Exercise prompt. Only the number is wanted: tally the lines below that contain the word "打开K₃".

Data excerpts
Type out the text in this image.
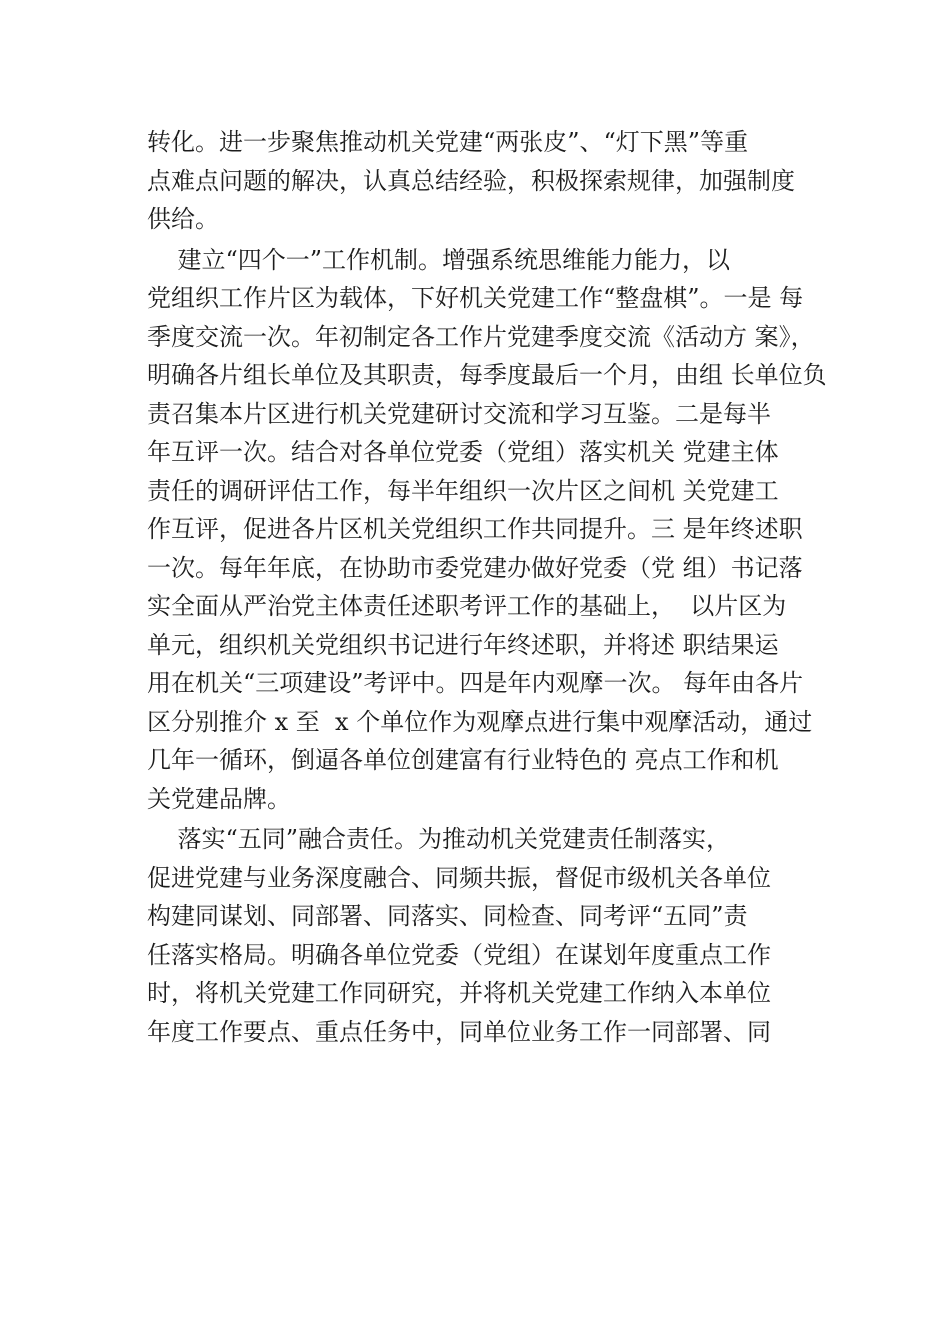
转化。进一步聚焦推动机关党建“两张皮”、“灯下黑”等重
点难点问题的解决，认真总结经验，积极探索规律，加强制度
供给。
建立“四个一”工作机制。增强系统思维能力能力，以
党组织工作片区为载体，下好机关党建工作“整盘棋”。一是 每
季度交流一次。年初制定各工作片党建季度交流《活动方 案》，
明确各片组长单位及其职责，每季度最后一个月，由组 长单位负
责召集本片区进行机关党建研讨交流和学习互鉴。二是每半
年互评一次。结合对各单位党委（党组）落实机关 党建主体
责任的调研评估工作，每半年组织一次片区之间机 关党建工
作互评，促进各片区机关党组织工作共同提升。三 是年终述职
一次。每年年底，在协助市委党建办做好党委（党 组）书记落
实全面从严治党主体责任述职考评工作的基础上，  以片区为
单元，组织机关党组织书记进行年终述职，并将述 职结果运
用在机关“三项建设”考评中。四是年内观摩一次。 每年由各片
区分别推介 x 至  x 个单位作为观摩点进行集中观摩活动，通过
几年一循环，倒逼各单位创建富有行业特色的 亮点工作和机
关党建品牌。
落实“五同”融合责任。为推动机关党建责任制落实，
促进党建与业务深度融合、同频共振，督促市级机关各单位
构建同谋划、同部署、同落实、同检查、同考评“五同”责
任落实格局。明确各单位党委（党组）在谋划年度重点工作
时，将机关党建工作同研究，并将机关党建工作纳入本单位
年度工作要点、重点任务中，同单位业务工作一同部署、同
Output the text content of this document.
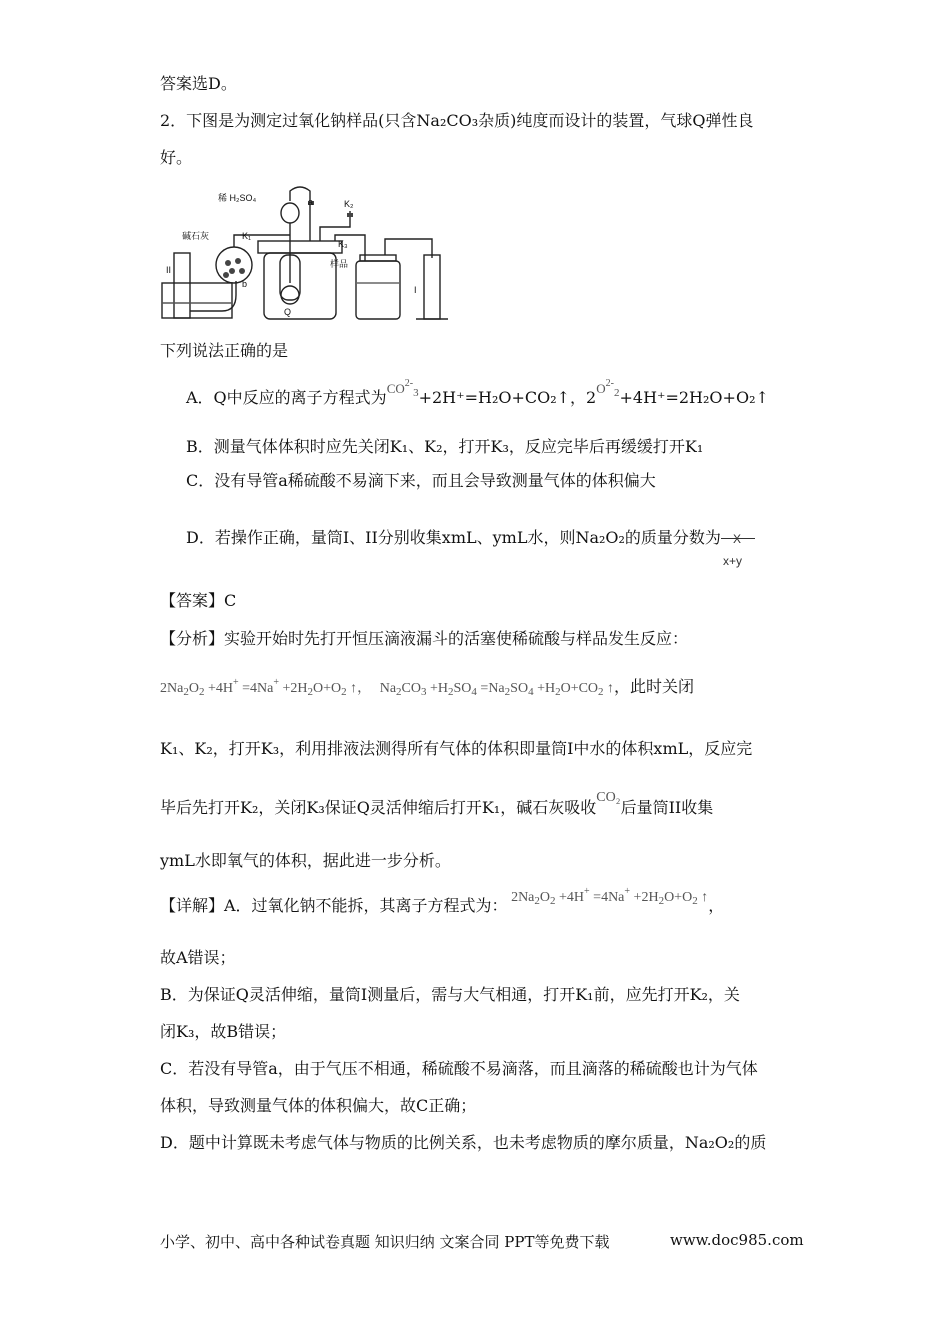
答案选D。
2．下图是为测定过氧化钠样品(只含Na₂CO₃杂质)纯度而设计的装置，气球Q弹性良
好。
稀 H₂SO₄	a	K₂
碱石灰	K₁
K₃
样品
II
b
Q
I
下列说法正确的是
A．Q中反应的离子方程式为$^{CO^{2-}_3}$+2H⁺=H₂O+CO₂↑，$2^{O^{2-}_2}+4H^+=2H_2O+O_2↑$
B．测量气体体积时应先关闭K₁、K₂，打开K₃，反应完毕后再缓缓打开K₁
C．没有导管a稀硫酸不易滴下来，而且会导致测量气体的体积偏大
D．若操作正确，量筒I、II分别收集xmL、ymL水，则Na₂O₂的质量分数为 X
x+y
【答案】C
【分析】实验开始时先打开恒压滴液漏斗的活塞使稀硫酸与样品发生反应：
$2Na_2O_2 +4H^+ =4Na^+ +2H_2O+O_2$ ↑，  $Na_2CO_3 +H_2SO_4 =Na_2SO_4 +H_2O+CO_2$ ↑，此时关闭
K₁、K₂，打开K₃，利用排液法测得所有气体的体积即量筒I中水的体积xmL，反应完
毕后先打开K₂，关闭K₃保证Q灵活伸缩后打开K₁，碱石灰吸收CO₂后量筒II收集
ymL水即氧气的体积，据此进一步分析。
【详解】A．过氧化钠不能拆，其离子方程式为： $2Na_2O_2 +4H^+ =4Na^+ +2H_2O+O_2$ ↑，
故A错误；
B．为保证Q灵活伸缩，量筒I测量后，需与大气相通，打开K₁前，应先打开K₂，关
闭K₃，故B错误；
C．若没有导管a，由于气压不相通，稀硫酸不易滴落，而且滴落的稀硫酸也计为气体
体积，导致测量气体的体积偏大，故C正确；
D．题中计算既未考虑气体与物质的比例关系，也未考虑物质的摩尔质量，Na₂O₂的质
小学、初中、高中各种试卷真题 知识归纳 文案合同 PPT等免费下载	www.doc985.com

==

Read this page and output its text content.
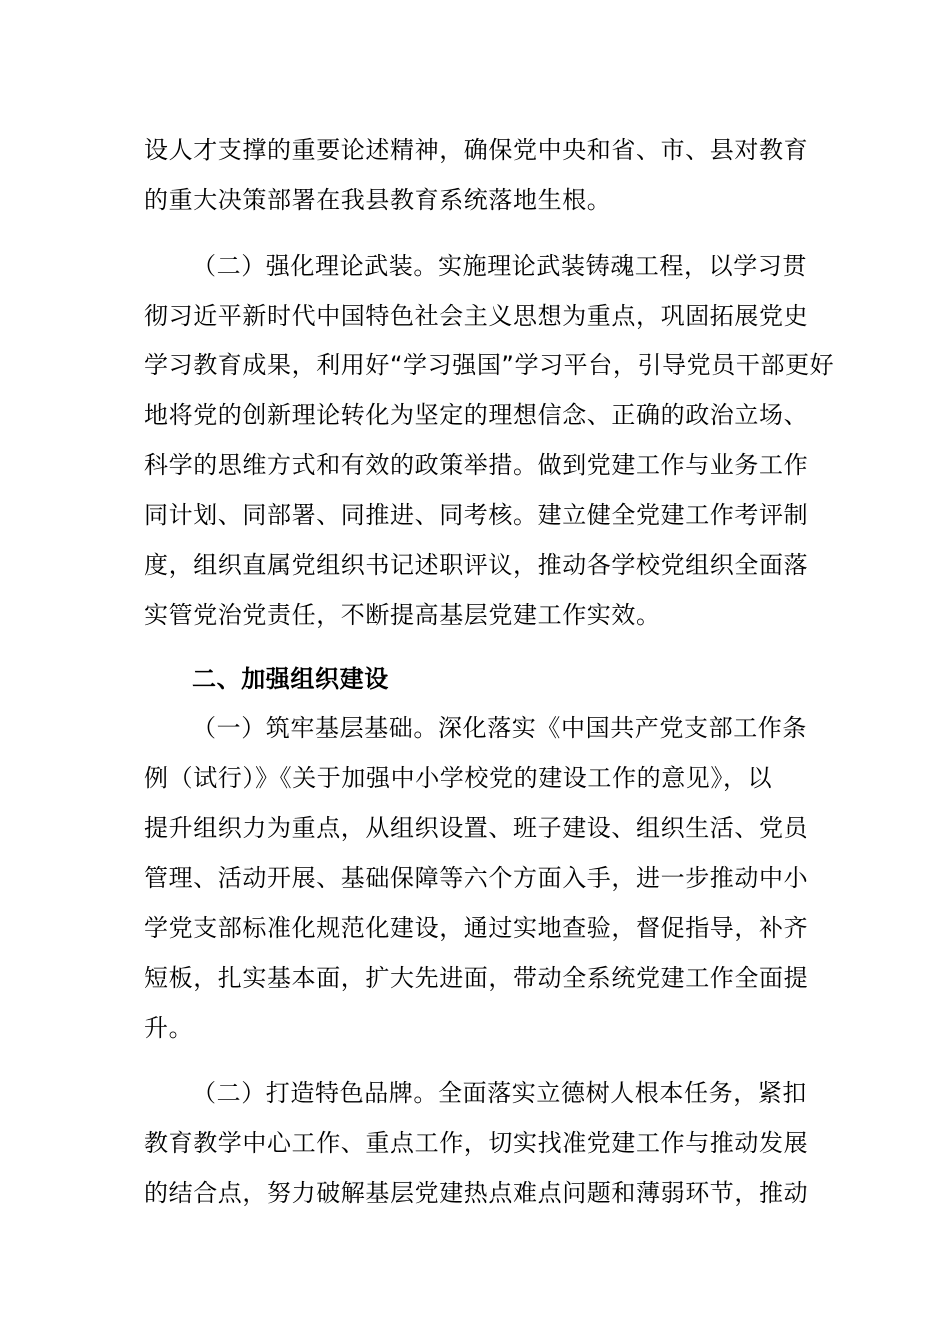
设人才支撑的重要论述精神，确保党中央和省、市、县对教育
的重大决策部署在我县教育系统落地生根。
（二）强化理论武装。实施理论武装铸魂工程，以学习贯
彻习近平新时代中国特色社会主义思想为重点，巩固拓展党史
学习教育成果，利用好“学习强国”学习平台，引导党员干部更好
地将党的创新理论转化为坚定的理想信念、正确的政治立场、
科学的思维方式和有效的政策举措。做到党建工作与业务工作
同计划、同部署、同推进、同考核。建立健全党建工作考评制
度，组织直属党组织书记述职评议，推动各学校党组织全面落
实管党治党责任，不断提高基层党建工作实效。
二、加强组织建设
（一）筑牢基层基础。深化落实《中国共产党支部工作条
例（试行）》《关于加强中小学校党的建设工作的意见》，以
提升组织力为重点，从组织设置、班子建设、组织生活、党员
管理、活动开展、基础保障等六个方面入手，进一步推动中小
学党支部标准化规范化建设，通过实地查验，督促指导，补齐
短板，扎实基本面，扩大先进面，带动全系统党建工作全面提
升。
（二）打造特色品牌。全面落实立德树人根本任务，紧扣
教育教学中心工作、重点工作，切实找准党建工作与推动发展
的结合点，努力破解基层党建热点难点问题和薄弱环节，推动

--

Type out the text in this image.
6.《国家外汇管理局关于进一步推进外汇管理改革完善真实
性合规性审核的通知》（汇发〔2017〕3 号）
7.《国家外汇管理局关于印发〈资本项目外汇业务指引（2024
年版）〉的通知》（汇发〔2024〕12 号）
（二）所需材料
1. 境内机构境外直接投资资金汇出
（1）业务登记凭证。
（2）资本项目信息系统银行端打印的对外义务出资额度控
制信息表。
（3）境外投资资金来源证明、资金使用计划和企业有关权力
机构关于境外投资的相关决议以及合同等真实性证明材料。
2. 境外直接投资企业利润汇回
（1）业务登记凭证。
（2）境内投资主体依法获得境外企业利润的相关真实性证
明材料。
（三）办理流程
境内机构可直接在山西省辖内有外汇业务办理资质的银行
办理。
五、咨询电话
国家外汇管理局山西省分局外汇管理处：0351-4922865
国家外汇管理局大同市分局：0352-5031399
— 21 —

Solution below. 2